··· Input material
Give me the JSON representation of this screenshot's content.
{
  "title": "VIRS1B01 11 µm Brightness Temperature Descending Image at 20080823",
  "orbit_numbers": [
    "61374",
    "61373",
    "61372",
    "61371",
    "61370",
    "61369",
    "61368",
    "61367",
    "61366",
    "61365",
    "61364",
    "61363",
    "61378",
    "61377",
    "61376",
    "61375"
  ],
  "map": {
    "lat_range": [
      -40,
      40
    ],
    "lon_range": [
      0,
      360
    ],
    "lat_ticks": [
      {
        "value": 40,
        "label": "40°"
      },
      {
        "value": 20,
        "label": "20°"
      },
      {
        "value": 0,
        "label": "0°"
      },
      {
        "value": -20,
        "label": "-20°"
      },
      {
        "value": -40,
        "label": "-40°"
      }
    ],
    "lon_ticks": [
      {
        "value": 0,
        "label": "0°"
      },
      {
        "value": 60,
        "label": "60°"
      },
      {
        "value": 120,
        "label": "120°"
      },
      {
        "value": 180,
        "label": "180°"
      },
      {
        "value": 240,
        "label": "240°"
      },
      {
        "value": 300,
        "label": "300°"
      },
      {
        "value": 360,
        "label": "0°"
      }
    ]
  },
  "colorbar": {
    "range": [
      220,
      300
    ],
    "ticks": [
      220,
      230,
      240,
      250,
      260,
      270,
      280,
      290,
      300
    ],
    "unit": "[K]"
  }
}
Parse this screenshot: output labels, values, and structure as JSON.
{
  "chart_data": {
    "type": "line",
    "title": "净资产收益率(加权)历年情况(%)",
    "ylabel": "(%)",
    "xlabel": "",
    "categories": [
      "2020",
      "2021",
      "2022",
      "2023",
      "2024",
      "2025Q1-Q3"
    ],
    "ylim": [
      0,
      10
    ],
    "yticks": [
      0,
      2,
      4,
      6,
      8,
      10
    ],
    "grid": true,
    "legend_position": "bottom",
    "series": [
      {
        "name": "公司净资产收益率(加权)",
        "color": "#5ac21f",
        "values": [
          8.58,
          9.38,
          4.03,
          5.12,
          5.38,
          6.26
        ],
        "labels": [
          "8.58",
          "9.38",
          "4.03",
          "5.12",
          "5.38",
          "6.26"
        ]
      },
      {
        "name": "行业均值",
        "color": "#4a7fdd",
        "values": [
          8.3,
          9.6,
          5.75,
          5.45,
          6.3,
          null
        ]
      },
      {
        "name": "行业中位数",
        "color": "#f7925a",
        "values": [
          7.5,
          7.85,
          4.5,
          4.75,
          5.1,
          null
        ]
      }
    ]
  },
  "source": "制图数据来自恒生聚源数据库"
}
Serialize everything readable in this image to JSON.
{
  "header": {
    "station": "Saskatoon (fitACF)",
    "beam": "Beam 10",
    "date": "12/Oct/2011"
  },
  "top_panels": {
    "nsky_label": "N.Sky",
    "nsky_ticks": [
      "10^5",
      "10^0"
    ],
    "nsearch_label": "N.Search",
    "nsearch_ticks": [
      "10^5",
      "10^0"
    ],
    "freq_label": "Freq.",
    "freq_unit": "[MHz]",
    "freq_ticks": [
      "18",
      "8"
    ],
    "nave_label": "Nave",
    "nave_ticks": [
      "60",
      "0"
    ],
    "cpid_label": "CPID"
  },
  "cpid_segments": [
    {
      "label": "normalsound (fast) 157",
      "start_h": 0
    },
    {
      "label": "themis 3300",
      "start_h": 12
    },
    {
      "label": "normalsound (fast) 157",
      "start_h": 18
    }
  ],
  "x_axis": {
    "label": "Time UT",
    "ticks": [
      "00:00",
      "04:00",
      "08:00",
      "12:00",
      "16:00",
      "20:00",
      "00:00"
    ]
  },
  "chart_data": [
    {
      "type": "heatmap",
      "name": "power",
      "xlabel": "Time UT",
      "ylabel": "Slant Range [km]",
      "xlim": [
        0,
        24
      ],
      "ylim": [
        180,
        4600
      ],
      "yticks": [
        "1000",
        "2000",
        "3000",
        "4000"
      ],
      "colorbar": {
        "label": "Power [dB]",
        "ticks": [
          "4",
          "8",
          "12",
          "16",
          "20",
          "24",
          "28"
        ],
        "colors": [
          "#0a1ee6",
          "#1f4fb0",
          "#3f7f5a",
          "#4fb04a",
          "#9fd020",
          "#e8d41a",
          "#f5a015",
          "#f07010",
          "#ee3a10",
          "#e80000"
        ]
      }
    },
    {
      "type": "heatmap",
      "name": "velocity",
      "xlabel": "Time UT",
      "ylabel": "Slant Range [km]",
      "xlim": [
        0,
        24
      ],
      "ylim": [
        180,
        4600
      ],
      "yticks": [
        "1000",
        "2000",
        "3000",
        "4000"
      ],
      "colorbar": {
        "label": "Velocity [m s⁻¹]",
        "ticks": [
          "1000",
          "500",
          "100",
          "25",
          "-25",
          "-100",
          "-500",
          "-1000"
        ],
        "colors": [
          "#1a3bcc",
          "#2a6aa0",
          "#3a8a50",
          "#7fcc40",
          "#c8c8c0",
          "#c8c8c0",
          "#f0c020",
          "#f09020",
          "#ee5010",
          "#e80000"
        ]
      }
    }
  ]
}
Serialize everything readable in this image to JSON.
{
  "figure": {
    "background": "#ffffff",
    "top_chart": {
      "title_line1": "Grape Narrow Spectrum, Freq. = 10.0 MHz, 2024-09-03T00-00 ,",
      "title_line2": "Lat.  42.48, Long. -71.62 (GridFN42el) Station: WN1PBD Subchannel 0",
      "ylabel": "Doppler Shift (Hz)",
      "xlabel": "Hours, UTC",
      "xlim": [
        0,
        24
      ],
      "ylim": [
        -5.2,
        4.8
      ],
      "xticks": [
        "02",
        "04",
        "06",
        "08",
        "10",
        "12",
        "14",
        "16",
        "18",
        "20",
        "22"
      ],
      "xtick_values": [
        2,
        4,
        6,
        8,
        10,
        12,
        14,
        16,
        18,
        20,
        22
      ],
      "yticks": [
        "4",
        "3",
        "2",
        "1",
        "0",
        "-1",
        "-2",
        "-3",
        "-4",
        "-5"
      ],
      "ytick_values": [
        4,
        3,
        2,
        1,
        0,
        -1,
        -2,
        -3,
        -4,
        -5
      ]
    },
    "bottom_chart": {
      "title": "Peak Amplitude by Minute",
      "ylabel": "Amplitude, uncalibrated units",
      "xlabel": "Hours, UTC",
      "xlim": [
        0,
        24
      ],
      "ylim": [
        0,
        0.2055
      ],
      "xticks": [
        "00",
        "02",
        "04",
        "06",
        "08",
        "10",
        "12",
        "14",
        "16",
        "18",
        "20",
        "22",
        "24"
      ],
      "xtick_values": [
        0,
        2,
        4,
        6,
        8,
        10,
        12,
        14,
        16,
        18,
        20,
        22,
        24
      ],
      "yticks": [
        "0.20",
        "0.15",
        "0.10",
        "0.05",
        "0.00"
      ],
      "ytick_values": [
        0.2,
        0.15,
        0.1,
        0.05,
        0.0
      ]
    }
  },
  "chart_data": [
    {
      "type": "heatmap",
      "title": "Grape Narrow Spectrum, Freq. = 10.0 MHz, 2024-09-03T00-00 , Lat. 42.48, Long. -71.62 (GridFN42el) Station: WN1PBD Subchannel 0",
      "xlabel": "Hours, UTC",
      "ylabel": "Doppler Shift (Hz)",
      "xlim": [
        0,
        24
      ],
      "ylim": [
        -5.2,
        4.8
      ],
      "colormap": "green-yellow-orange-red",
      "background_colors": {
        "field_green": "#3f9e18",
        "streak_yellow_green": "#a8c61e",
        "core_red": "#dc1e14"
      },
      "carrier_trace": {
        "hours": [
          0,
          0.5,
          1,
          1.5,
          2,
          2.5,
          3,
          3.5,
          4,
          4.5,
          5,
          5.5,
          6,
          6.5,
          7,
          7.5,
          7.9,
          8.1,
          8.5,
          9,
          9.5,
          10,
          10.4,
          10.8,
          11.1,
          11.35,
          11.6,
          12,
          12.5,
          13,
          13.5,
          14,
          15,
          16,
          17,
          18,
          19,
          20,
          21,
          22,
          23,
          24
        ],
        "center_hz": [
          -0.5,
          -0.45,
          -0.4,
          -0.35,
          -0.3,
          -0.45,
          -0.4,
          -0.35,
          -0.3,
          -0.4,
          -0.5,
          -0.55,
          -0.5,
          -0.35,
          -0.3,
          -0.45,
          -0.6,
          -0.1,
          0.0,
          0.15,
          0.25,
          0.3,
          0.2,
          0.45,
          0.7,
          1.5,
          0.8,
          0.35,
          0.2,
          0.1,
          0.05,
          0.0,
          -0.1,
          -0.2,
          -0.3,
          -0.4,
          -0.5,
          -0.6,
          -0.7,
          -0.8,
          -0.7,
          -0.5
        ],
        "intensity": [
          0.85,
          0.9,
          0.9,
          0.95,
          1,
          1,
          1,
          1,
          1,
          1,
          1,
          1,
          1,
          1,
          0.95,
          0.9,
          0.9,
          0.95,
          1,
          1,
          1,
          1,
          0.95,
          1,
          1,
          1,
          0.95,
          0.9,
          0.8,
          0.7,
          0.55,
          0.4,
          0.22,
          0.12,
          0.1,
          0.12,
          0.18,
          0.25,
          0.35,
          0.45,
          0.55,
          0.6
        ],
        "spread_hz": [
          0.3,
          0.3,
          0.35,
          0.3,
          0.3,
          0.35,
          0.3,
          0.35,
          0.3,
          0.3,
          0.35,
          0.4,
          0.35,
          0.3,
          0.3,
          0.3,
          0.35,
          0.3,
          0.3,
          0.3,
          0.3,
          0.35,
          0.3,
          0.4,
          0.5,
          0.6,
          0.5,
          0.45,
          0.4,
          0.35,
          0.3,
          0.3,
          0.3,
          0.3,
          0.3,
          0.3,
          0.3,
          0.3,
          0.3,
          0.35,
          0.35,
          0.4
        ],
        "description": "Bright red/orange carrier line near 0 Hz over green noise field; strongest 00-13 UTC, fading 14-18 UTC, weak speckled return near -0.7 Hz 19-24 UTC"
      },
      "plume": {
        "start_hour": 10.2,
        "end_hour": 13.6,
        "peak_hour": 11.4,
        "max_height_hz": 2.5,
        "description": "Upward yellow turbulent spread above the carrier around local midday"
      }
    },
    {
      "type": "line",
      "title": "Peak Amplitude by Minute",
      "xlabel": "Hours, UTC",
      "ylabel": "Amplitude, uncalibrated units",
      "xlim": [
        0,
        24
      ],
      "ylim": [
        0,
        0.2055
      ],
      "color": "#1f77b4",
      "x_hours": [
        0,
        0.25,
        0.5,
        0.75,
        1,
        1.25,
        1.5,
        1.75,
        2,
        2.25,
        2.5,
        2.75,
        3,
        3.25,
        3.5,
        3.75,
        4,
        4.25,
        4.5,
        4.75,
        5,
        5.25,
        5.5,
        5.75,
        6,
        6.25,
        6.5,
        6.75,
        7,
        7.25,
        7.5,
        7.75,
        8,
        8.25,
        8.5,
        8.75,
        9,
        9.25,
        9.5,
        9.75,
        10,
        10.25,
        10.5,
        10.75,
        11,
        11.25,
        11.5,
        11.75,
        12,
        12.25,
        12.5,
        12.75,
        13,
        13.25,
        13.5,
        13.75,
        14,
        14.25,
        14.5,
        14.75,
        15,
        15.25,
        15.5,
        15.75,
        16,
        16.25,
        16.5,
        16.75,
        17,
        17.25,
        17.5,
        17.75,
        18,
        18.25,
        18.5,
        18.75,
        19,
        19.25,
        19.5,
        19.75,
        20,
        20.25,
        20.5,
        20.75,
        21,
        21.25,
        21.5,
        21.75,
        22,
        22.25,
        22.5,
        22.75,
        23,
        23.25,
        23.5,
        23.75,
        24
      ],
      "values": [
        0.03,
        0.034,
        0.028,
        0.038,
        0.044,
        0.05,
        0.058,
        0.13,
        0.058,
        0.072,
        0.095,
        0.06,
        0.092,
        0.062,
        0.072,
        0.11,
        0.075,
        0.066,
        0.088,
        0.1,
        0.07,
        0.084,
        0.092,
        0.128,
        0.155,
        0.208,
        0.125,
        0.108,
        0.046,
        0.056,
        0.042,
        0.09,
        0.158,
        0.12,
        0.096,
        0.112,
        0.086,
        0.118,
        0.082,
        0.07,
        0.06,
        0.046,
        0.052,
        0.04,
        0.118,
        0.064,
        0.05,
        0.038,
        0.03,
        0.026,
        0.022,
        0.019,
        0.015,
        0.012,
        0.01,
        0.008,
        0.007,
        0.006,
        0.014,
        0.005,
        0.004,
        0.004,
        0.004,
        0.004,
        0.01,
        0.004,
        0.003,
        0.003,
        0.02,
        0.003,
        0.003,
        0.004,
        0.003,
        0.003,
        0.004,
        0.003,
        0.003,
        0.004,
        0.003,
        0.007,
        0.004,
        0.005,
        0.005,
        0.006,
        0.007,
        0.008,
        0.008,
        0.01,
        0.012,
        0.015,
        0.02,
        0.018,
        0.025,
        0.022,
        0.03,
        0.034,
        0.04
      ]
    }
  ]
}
······
◆ Brief ◆
Select the lines that carry the string "orange" and copy them.

◆ Right answer ◆
      "colormap": "green-yellow-orange-red",
        "description": "Bright red/orange carrier line near 0 Hz over green noise field; strongest 00-13 UTC, fading 14-18 UTC, weak speckled return near -0.7 Hz 19-24 UTC"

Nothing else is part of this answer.